Drop the images; return everything else in the listing below exactly.
:: GIVEN RECORDS
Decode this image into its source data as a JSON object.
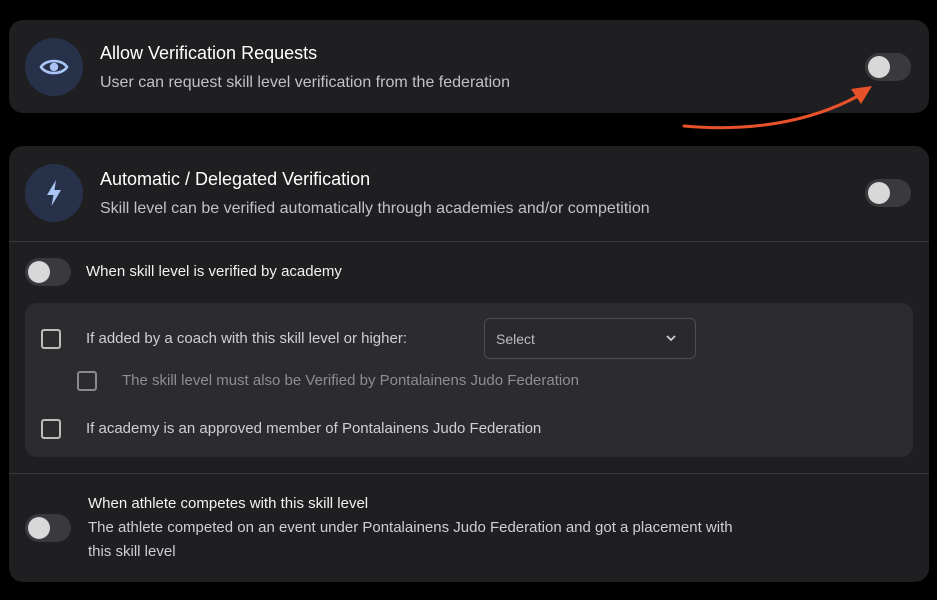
{
  "verification_requests": {
    "icon": "eye-icon",
    "title": "Allow Verification Requests",
    "description": "User can request skill level verification from the federation",
    "enabled": false
  },
  "automatic_verification": {
    "icon": "lightning-icon",
    "title": "Automatic / Delegated Verification",
    "description": "Skill level can be verified automatically through academies and/or competition",
    "enabled": false,
    "academy": {
      "label": "When skill level is verified by academy",
      "enabled": false,
      "options": {
        "coach_label": "If added by a coach with this skill level or higher:",
        "coach_checked": false,
        "coach_select": {
          "value": "Select"
        },
        "federation_verified_label": "The skill level must also be Verified by Pontalainens Judo Federation",
        "federation_verified_checked": false,
        "approved_member_label": "If academy is an approved member of Pontalainens Judo Federation",
        "approved_member_checked": false
      }
    },
    "competition": {
      "label": "When athlete competes with this skill level",
      "description": "The athlete competed on an event under Pontalainens Judo Federation and got a placement with this skill level",
      "enabled": false
    }
  },
  "colors": {
    "background": "#000000",
    "card": "#1f1f21",
    "inner_panel": "#2c2c2f",
    "icon_circle": "#27324a",
    "icon_accent": "#a9c4f5",
    "annotation_arrow": "#e8522a"
  }
}
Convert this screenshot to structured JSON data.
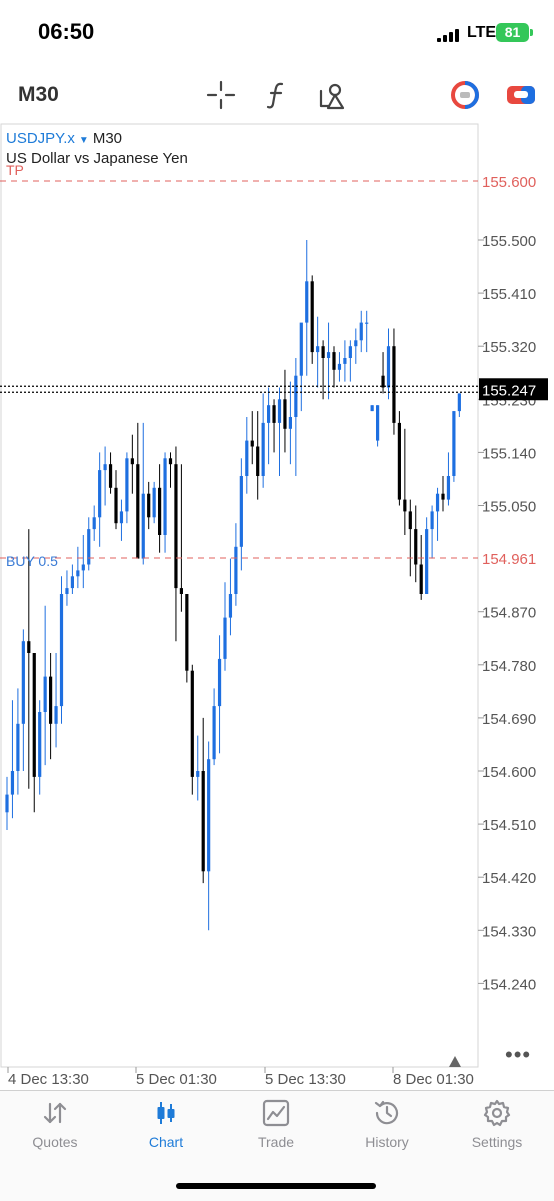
::::
_THE ANSWER:_
Decode this image into its source data as a JSON object.
{
  "verification_requests": {
    "icon": "eye-icon",
    "title": "Allow Verification Requests",
    "description": "User can request skill level verification from the federation",
    "enabled": false
  },
  "automatic_verification": {
    "icon": "lightning-icon",
    "title": "Automatic / Delegated Verification",
    "description": "Skill level can be verified automatically through academies and/or competition",
    "enabled": false,
    "academy": {
      "label": "When skill level is verified by academy",
      "enabled": false,
      "options": {
        "coach_label": "If added by a coach with this skill level or higher:",
        "coach_checked": false,
        "coach_select": {
          "value": "Select"
        },
        "federation_verified_label": "The skill level must also be Verified by Pontalainens Judo Federation",
        "federation_verified_checked": false,
        "approved_member_label": "If academy is an approved member of Pontalainens Judo Federation",
        "approved_member_checked": false
      }
    },
    "competition": {
      "label": "When athlete competes with this skill level",
      "description": "The athlete competed on an event under Pontalainens Judo Federation and got a placement with this skill level",
      "enabled": false
    }
  },
  "colors": {
    "background": "#000000",
    "card": "#1f1f21",
    "inner_panel": "#2c2c2f",
    "icon_circle": "#27324a",
    "icon_accent": "#a9c4f5",
    "annotation_arrow": "#e8522a"
  }
}
Convert this screenshot to structured JSON data.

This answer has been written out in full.